- Exercise instructions -
Work through the data below and give the number of lines holding "System", nothing more.

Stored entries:
= = =

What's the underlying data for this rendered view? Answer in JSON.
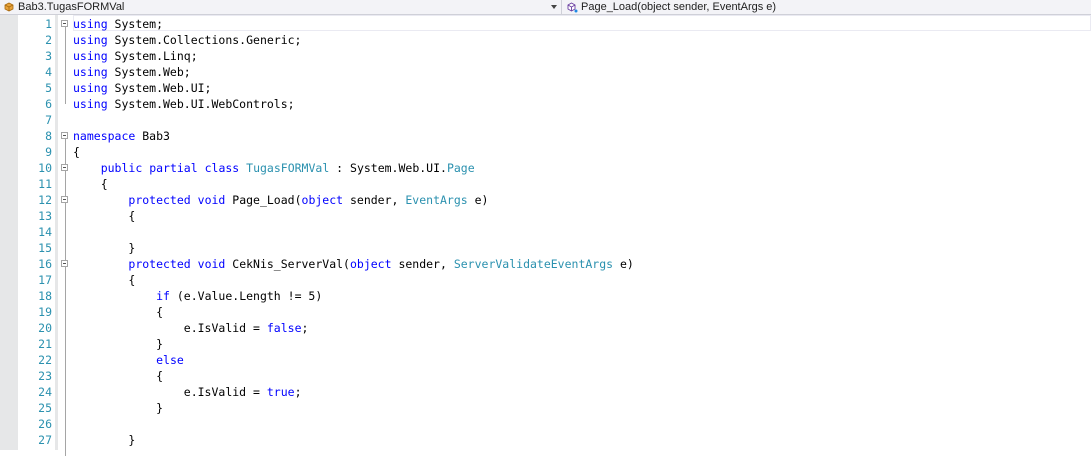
{
  "navigation": {
    "type_dropdown": {
      "value": "Bab3.TugasFORMVal",
      "icon": "class-icon"
    },
    "member_dropdown": {
      "value": "Page_Load(object sender, EventArgs e)",
      "icon": "method-icon"
    }
  },
  "colors": {
    "keyword": "#0000ff",
    "type": "#2b91af",
    "line_number": "#2b91af",
    "text": "#000000"
  },
  "editor": {
    "lines": [
      {
        "n": "1",
        "tokens": [
          {
            "t": "using",
            "c": "kw"
          },
          {
            "t": " System;"
          }
        ]
      },
      {
        "n": "2",
        "tokens": [
          {
            "t": "using",
            "c": "kw"
          },
          {
            "t": " System.Collections.Generic;"
          }
        ]
      },
      {
        "n": "3",
        "tokens": [
          {
            "t": "using",
            "c": "kw"
          },
          {
            "t": " System.Linq;"
          }
        ]
      },
      {
        "n": "4",
        "tokens": [
          {
            "t": "using",
            "c": "kw"
          },
          {
            "t": " System.Web;"
          }
        ]
      },
      {
        "n": "5",
        "tokens": [
          {
            "t": "using",
            "c": "kw"
          },
          {
            "t": " System.Web.UI;"
          }
        ]
      },
      {
        "n": "6",
        "tokens": [
          {
            "t": "using",
            "c": "kw"
          },
          {
            "t": " System.Web.UI.WebControls;"
          }
        ]
      },
      {
        "n": "7",
        "tokens": []
      },
      {
        "n": "8",
        "tokens": [
          {
            "t": "namespace",
            "c": "kw"
          },
          {
            "t": " Bab3"
          }
        ]
      },
      {
        "n": "9",
        "tokens": [
          {
            "t": "{"
          }
        ]
      },
      {
        "n": "10",
        "tokens": [
          {
            "t": "    "
          },
          {
            "t": "public",
            "c": "kw"
          },
          {
            "t": " "
          },
          {
            "t": "partial",
            "c": "kw"
          },
          {
            "t": " "
          },
          {
            "t": "class",
            "c": "kw"
          },
          {
            "t": " "
          },
          {
            "t": "TugasFORMVal",
            "c": "ty"
          },
          {
            "t": " : System.Web.UI."
          },
          {
            "t": "Page",
            "c": "ty"
          }
        ]
      },
      {
        "n": "11",
        "tokens": [
          {
            "t": "    {"
          }
        ]
      },
      {
        "n": "12",
        "tokens": [
          {
            "t": "        "
          },
          {
            "t": "protected",
            "c": "kw"
          },
          {
            "t": " "
          },
          {
            "t": "void",
            "c": "kw"
          },
          {
            "t": " Page_Load("
          },
          {
            "t": "object",
            "c": "kw"
          },
          {
            "t": " sender, "
          },
          {
            "t": "EventArgs",
            "c": "ty"
          },
          {
            "t": " e)"
          }
        ]
      },
      {
        "n": "13",
        "tokens": [
          {
            "t": "        {"
          }
        ]
      },
      {
        "n": "14",
        "tokens": []
      },
      {
        "n": "15",
        "tokens": [
          {
            "t": "        }"
          }
        ]
      },
      {
        "n": "16",
        "tokens": [
          {
            "t": "        "
          },
          {
            "t": "protected",
            "c": "kw"
          },
          {
            "t": " "
          },
          {
            "t": "void",
            "c": "kw"
          },
          {
            "t": " CekNis_ServerVal("
          },
          {
            "t": "object",
            "c": "kw"
          },
          {
            "t": " sender, "
          },
          {
            "t": "ServerValidateEventArgs",
            "c": "ty"
          },
          {
            "t": " e)"
          }
        ]
      },
      {
        "n": "17",
        "tokens": [
          {
            "t": "        {"
          }
        ]
      },
      {
        "n": "18",
        "tokens": [
          {
            "t": "            "
          },
          {
            "t": "if",
            "c": "kw"
          },
          {
            "t": " (e.Value.Length != 5)"
          }
        ]
      },
      {
        "n": "19",
        "tokens": [
          {
            "t": "            {"
          }
        ]
      },
      {
        "n": "20",
        "tokens": [
          {
            "t": "                e.IsValid = "
          },
          {
            "t": "false",
            "c": "kw"
          },
          {
            "t": ";"
          }
        ]
      },
      {
        "n": "21",
        "tokens": [
          {
            "t": "            }"
          }
        ]
      },
      {
        "n": "22",
        "tokens": [
          {
            "t": "            "
          },
          {
            "t": "else",
            "c": "kw"
          }
        ]
      },
      {
        "n": "23",
        "tokens": [
          {
            "t": "            {"
          }
        ]
      },
      {
        "n": "24",
        "tokens": [
          {
            "t": "                e.IsValid = "
          },
          {
            "t": "true",
            "c": "kw"
          },
          {
            "t": ";"
          }
        ]
      },
      {
        "n": "25",
        "tokens": [
          {
            "t": "            }"
          }
        ]
      },
      {
        "n": "26",
        "tokens": []
      },
      {
        "n": "27",
        "tokens": [
          {
            "t": "        }"
          }
        ]
      }
    ]
  }
}
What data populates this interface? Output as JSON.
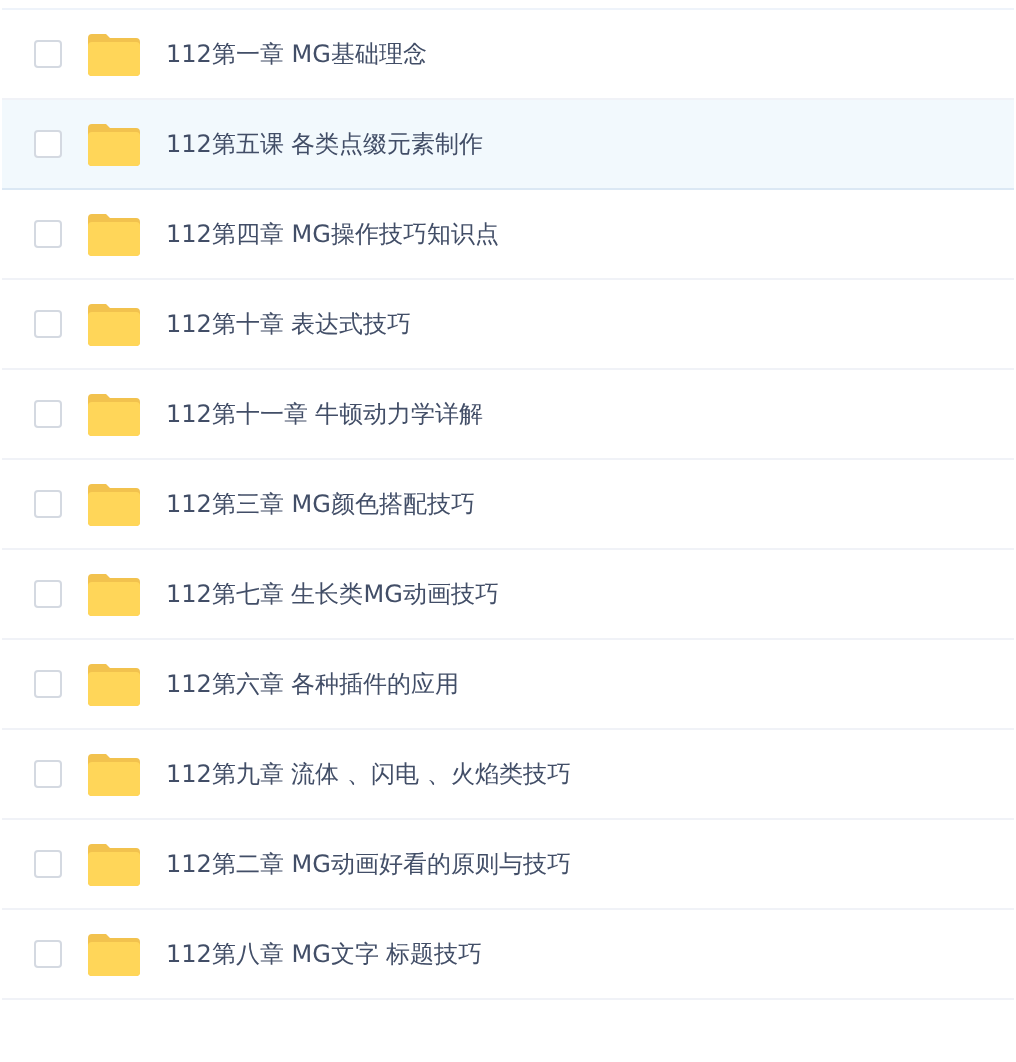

= = =

- Result of this task -
7